*Work to be completed*
The records below must be transcribed exactly. Do not include the pictures.

*Dataset records*
□ □ □
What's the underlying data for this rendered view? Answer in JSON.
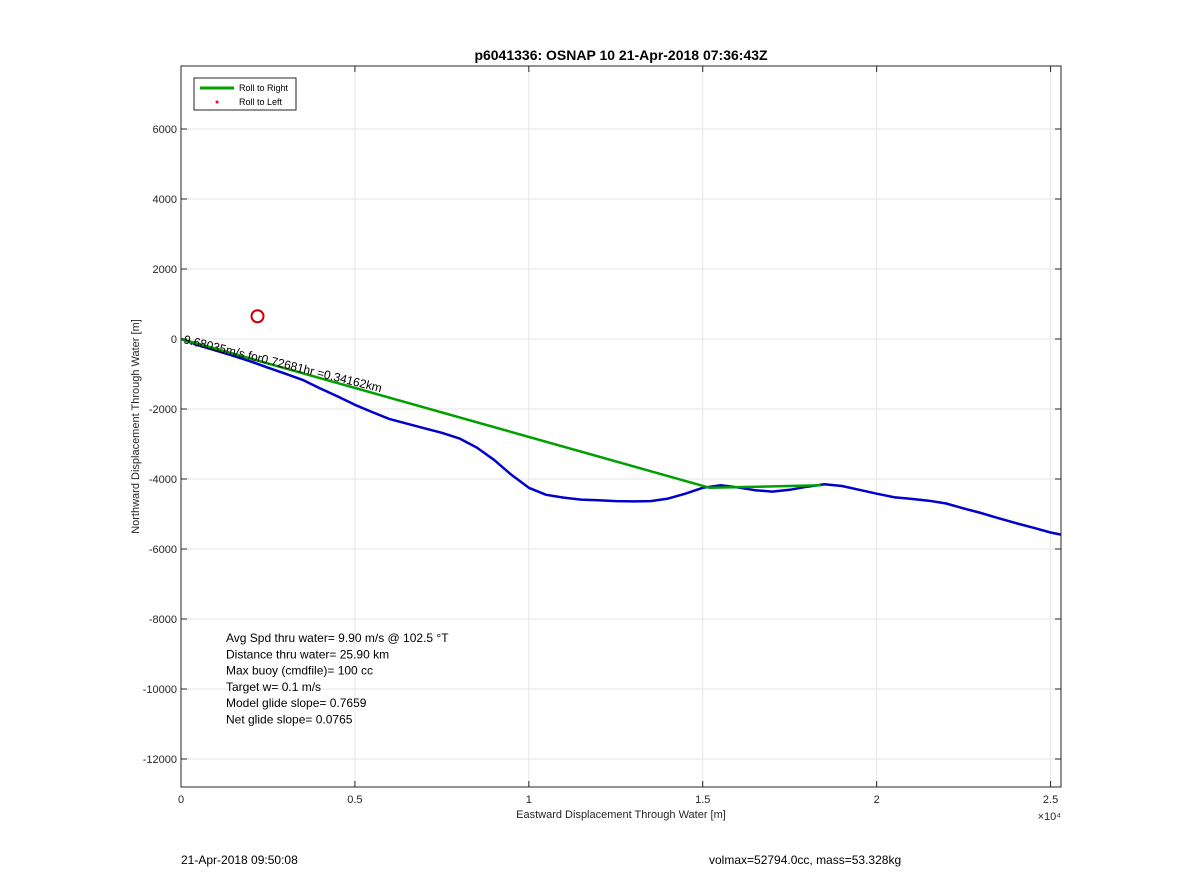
{
  "chart_data": {
    "type": "line",
    "title": "p6041336: OSNAP 10 21-Apr-2018 07:36:43Z",
    "xlabel": "Eastward Displacement Through Water [m]",
    "ylabel": "Northward Displacement Through Water [m]",
    "x_multiplier_label": "×10⁴",
    "xlim": [
      0,
      25300
    ],
    "ylim": [
      -12800,
      7800
    ],
    "x_ticks": [
      0,
      5000,
      10000,
      15000,
      20000,
      25000
    ],
    "x_tick_labels": [
      "0",
      "0.5",
      "1",
      "1.5",
      "2",
      "2.5"
    ],
    "y_ticks": [
      -12000,
      -10000,
      -8000,
      -6000,
      -4000,
      -2000,
      0,
      2000,
      4000,
      6000
    ],
    "y_tick_labels": [
      "-12000",
      "-10000",
      "-8000",
      "-6000",
      "-4000",
      "-2000",
      "0",
      "2000",
      "4000",
      "6000"
    ],
    "grid": true,
    "legend_position": "top-left",
    "legend": [
      {
        "label": "Roll to Right",
        "color": "#00a000",
        "style": "line"
      },
      {
        "label": "Roll to Left",
        "color": "#ff0000",
        "style": "dot"
      }
    ],
    "series": [
      {
        "color": "#0000cc",
        "x": [
          0,
          500,
          1000,
          1500,
          2000,
          2500,
          3000,
          3500,
          4000,
          4500,
          5000,
          5500,
          6000,
          6500,
          7000,
          7500,
          8000,
          8500,
          9000,
          9500,
          10000,
          10500,
          11000,
          11500,
          12000,
          12500,
          13000,
          13500,
          14000,
          14500,
          15000,
          15500,
          16000,
          16500,
          17000,
          17500,
          18000,
          18500,
          19000,
          19500,
          20000,
          20500,
          21000,
          21500,
          22000,
          22500,
          23000,
          23500,
          24000,
          24500,
          25000,
          25300
        ],
        "y": [
          0,
          -180,
          -330,
          -480,
          -640,
          -820,
          -990,
          -1170,
          -1410,
          -1640,
          -1880,
          -2090,
          -2290,
          -2420,
          -2550,
          -2680,
          -2840,
          -3100,
          -3450,
          -3880,
          -4250,
          -4450,
          -4530,
          -4590,
          -4610,
          -4630,
          -4640,
          -4630,
          -4560,
          -4420,
          -4250,
          -4180,
          -4240,
          -4320,
          -4360,
          -4310,
          -4220,
          -4150,
          -4200,
          -4310,
          -4420,
          -4520,
          -4570,
          -4620,
          -4700,
          -4840,
          -4970,
          -5120,
          -5260,
          -5390,
          -5530,
          -5590
        ]
      },
      {
        "color": "#00a000",
        "x": [
          0,
          15200,
          16200,
          18400
        ],
        "y": [
          0,
          -4250,
          -4230,
          -4180
        ]
      }
    ],
    "markers": [
      {
        "kind": "circle",
        "color": "#cc0000",
        "x": 2200,
        "y": 650
      }
    ],
    "annotations": [
      {
        "text": "9.68035m/s for0.72681hr =0.34162km",
        "x": 0,
        "y": 0
      }
    ],
    "stats_box": [
      "Avg Spd thru water=  9.90 m/s @ 102.5 °T",
      "Distance thru water= 25.90 km",
      "Max buoy (cmdfile)= 100 cc",
      "Target w= 0.1 m/s",
      "Model glide slope= 0.7659",
      "Net glide slope= 0.0765"
    ]
  },
  "footer": {
    "timestamp": "21-Apr-2018 09:50:08",
    "info": "volmax=52794.0cc, mass=53.328kg"
  }
}
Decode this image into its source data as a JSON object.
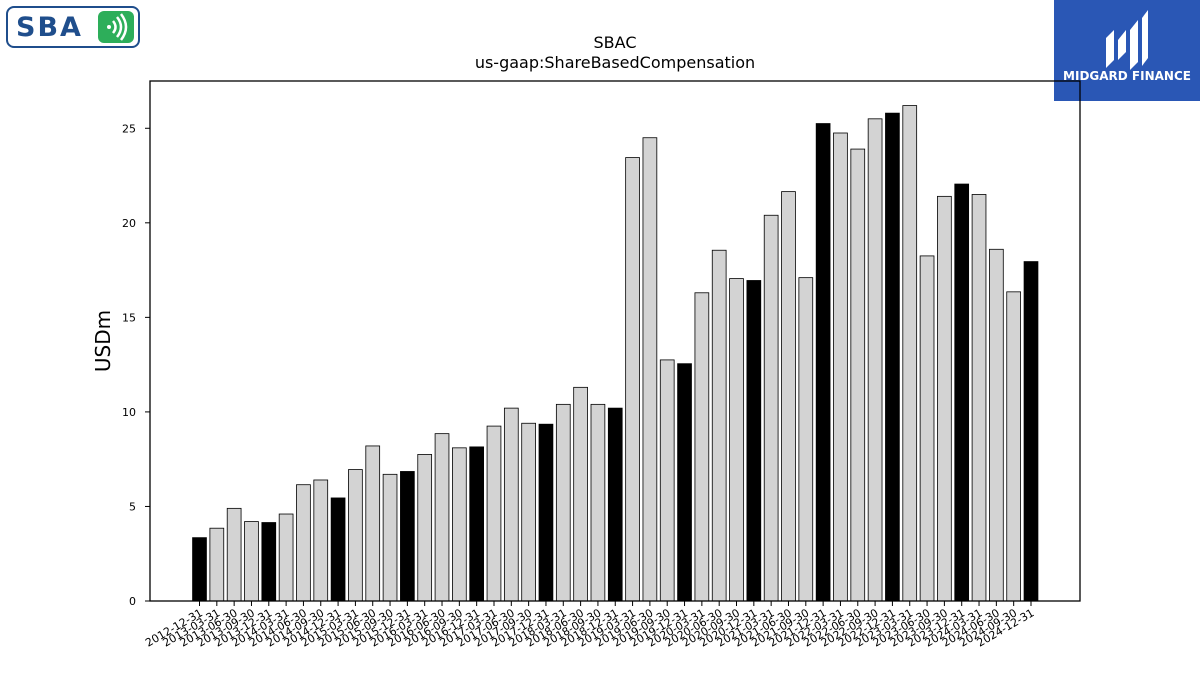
{
  "logos": {
    "left_text": "SBA",
    "right_text": "MIDGARD FINANCE"
  },
  "chart_data": {
    "type": "bar",
    "title": "SBAC",
    "subtitle": "us-gaap:ShareBasedCompensation",
    "ylabel": "USDm",
    "xlabel": "",
    "ylim": [
      0,
      27.5
    ],
    "yticks": [
      0,
      5,
      10,
      15,
      20,
      25
    ],
    "grid": false,
    "bar_colors": {
      "default": "#d3d3d3",
      "fiscal_year_end": "#000000",
      "edge": "#000000"
    },
    "categories": [
      "2012-12-31",
      "2013-03-31",
      "2013-06-30",
      "2013-09-30",
      "2013-12-31",
      "2014-03-31",
      "2014-06-30",
      "2014-09-30",
      "2014-12-31",
      "2015-03-31",
      "2015-06-30",
      "2015-09-30",
      "2015-12-31",
      "2016-03-31",
      "2016-06-30",
      "2016-09-30",
      "2016-12-31",
      "2017-03-31",
      "2017-06-30",
      "2017-09-30",
      "2017-12-31",
      "2018-03-31",
      "2018-06-30",
      "2018-09-30",
      "2018-12-31",
      "2019-03-31",
      "2019-06-30",
      "2019-09-30",
      "2019-12-31",
      "2020-03-31",
      "2020-06-30",
      "2020-09-30",
      "2020-12-31",
      "2021-03-31",
      "2021-06-30",
      "2021-09-30",
      "2021-12-31",
      "2022-03-31",
      "2022-06-30",
      "2022-09-30",
      "2022-12-31",
      "2023-03-31",
      "2023-06-30",
      "2023-09-30",
      "2023-12-31",
      "2024-03-31",
      "2024-06-30",
      "2024-09-30",
      "2024-12-31"
    ],
    "values": [
      3.35,
      3.85,
      4.9,
      4.2,
      4.15,
      4.6,
      6.15,
      6.4,
      5.45,
      6.95,
      8.2,
      6.7,
      6.85,
      7.75,
      8.85,
      8.1,
      8.15,
      9.25,
      10.2,
      9.4,
      9.35,
      10.4,
      11.3,
      10.4,
      10.2,
      23.45,
      24.5,
      12.75,
      12.55,
      16.3,
      18.55,
      17.05,
      16.95,
      20.4,
      21.65,
      17.1,
      25.25,
      24.75,
      23.9,
      25.5,
      25.8,
      26.2,
      18.25,
      21.4,
      22.05,
      21.5,
      18.6,
      16.35,
      17.95
    ]
  }
}
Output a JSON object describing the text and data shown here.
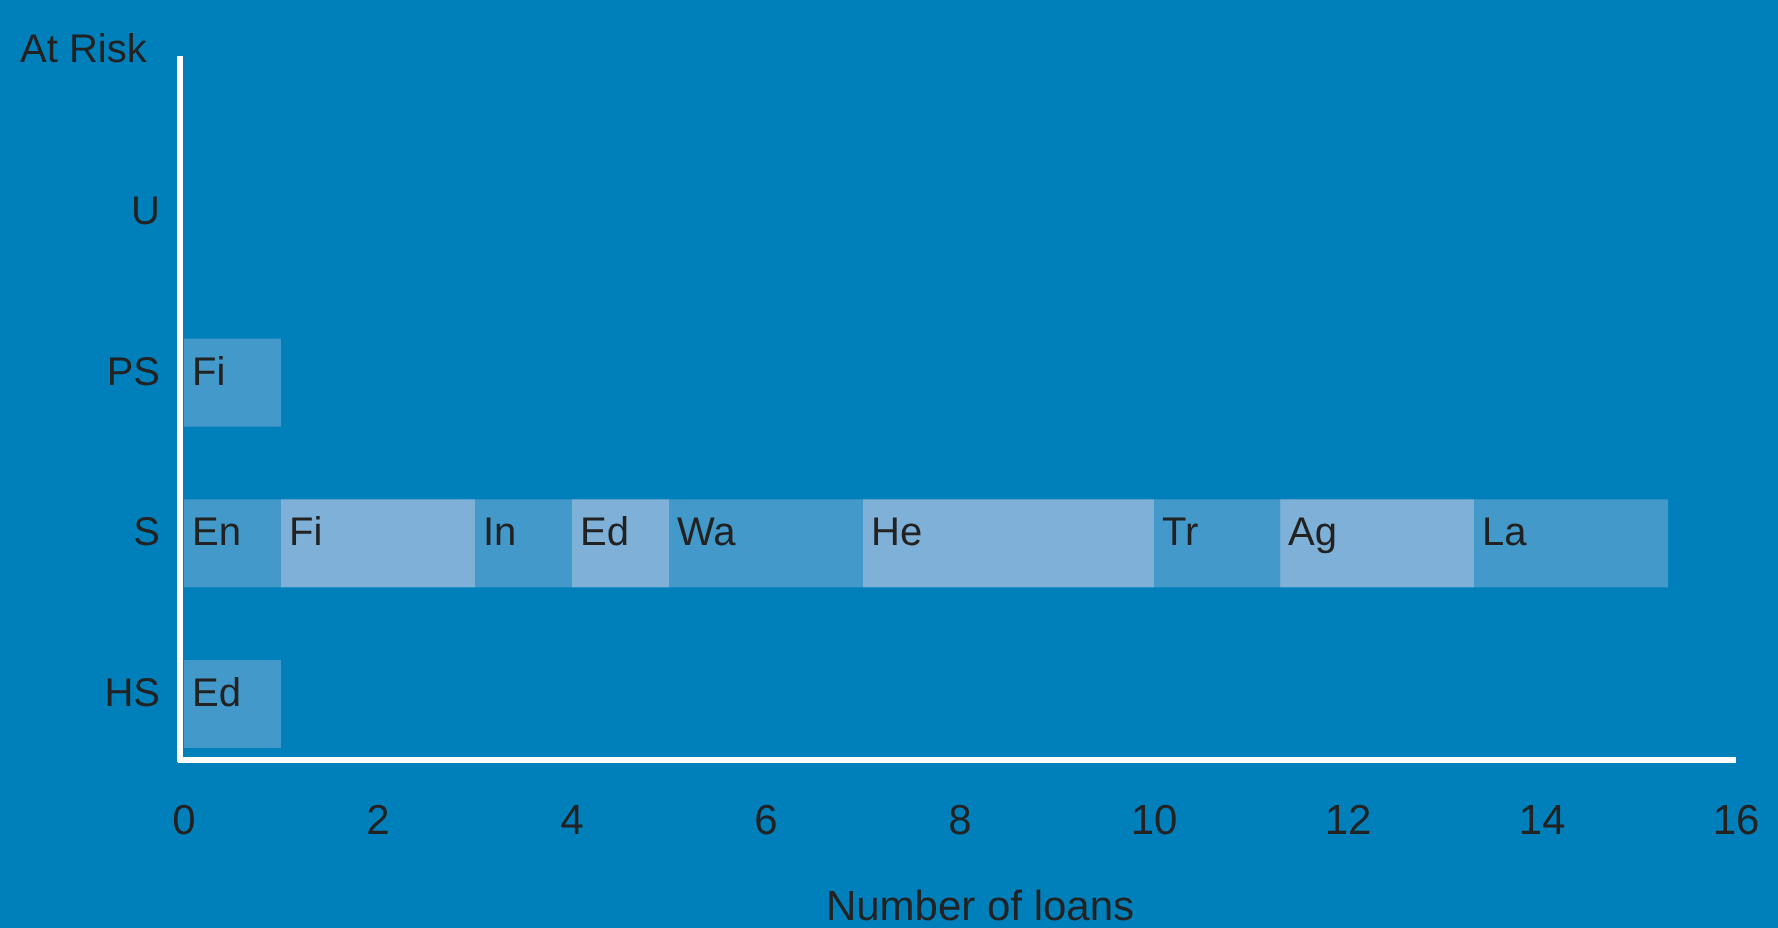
□ □ □
*Written solution*
What's the underlying data for this rendered view? Answer in JSON.
{
  "chart_data": {
    "type": "line",
    "title": "p6041336: OSNAP 10 21-Apr-2018 07:36:43Z",
    "xlabel": "Eastward Displacement Through Water [m]",
    "ylabel": "Northward Displacement Through Water [m]",
    "x_multiplier_label": "×10⁴",
    "xlim": [
      0,
      25300
    ],
    "ylim": [
      -12800,
      7800
    ],
    "x_ticks": [
      0,
      5000,
      10000,
      15000,
      20000,
      25000
    ],
    "x_tick_labels": [
      "0",
      "0.5",
      "1",
      "1.5",
      "2",
      "2.5"
    ],
    "y_ticks": [
      -12000,
      -10000,
      -8000,
      -6000,
      -4000,
      -2000,
      0,
      2000,
      4000,
      6000
    ],
    "y_tick_labels": [
      "-12000",
      "-10000",
      "-8000",
      "-6000",
      "-4000",
      "-2000",
      "0",
      "2000",
      "4000",
      "6000"
    ],
    "grid": true,
    "legend_position": "top-left",
    "legend": [
      {
        "label": "Roll to Right",
        "color": "#00a000",
        "style": "line"
      },
      {
        "label": "Roll to Left",
        "color": "#ff0000",
        "style": "dot"
      }
    ],
    "series": [
      {
        "color": "#0000cc",
        "x": [
          0,
          500,
          1000,
          1500,
          2000,
          2500,
          3000,
          3500,
          4000,
          4500,
          5000,
          5500,
          6000,
          6500,
          7000,
          7500,
          8000,
          8500,
          9000,
          9500,
          10000,
          10500,
          11000,
          11500,
          12000,
          12500,
          13000,
          13500,
          14000,
          14500,
          15000,
          15500,
          16000,
          16500,
          17000,
          17500,
          18000,
          18500,
          19000,
          19500,
          20000,
          20500,
          21000,
          21500,
          22000,
          22500,
          23000,
          23500,
          24000,
          24500,
          25000,
          25300
        ],
        "y": [
          0,
          -180,
          -330,
          -480,
          -640,
          -820,
          -990,
          -1170,
          -1410,
          -1640,
          -1880,
          -2090,
          -2290,
          -2420,
          -2550,
          -2680,
          -2840,
          -3100,
          -3450,
          -3880,
          -4250,
          -4450,
          -4530,
          -4590,
          -4610,
          -4630,
          -4640,
          -4630,
          -4560,
          -4420,
          -4250,
          -4180,
          -4240,
          -4320,
          -4360,
          -4310,
          -4220,
          -4150,
          -4200,
          -4310,
          -4420,
          -4520,
          -4570,
          -4620,
          -4700,
          -4840,
          -4970,
          -5120,
          -5260,
          -5390,
          -5530,
          -5590
        ]
      },
      {
        "color": "#00a000",
        "x": [
          0,
          15200,
          16200,
          18400
        ],
        "y": [
          0,
          -4250,
          -4230,
          -4180
        ]
      }
    ],
    "markers": [
      {
        "kind": "circle",
        "color": "#cc0000",
        "x": 2200,
        "y": 650
      }
    ],
    "annotations": [
      {
        "text": "9.68035m/s for0.72681hr =0.34162km",
        "x": 0,
        "y": 0
      }
    ],
    "stats_box": [
      "Avg Spd thru water=  9.90 m/s @ 102.5 °T",
      "Distance thru water= 25.90 km",
      "Max buoy (cmdfile)= 100 cc",
      "Target w= 0.1 m/s",
      "Model glide slope= 0.7659",
      "Net glide slope= 0.0765"
    ]
  },
  "footer": {
    "timestamp": "21-Apr-2018 09:50:08",
    "info": "volmax=52794.0cc, mass=53.328kg"
  }
}
Decode this image into its source data as a JSON object.
{
  "logos": {
    "left_text": "SBA",
    "right_text": "MIDGARD FINANCE"
  },
  "chart_data": {
    "type": "bar",
    "title": "SBAC",
    "subtitle": "us-gaap:ShareBasedCompensation",
    "ylabel": "USDm",
    "xlabel": "",
    "ylim": [
      0,
      27.5
    ],
    "yticks": [
      0,
      5,
      10,
      15,
      20,
      25
    ],
    "grid": false,
    "bar_colors": {
      "default": "#d3d3d3",
      "fiscal_year_end": "#000000",
      "edge": "#000000"
    },
    "categories": [
      "2012-12-31",
      "2013-03-31",
      "2013-06-30",
      "2013-09-30",
      "2013-12-31",
      "2014-03-31",
      "2014-06-30",
      "2014-09-30",
      "2014-12-31",
      "2015-03-31",
      "2015-06-30",
      "2015-09-30",
      "2015-12-31",
      "2016-03-31",
      "2016-06-30",
      "2016-09-30",
      "2016-12-31",
      "2017-03-31",
      "2017-06-30",
      "2017-09-30",
      "2017-12-31",
      "2018-03-31",
      "2018-06-30",
      "2018-09-30",
      "2018-12-31",
      "2019-03-31",
      "2019-06-30",
      "2019-09-30",
      "2019-12-31",
      "2020-03-31",
      "2020-06-30",
      "2020-09-30",
      "2020-12-31",
      "2021-03-31",
      "2021-06-30",
      "2021-09-30",
      "2021-12-31",
      "2022-03-31",
      "2022-06-30",
      "2022-09-30",
      "2022-12-31",
      "2023-03-31",
      "2023-06-30",
      "2023-09-30",
      "2023-12-31",
      "2024-03-31",
      "2024-06-30",
      "2024-09-30",
      "2024-12-31"
    ],
    "values": [
      3.35,
      3.85,
      4.9,
      4.2,
      4.15,
      4.6,
      6.15,
      6.4,
      5.45,
      6.95,
      8.2,
      6.7,
      6.85,
      7.75,
      8.85,
      8.1,
      8.15,
      9.25,
      10.2,
      9.4,
      9.35,
      10.4,
      11.3,
      10.4,
      10.2,
      23.45,
      24.5,
      12.75,
      12.55,
      16.3,
      18.55,
      17.05,
      16.95,
      20.4,
      21.65,
      17.1,
      25.25,
      24.75,
      23.9,
      25.5,
      25.8,
      26.2,
      18.25,
      21.4,
      22.05,
      21.5,
      18.6,
      16.35,
      17.95
    ]
  }
}
Output a JSON object describing the text and data shown here.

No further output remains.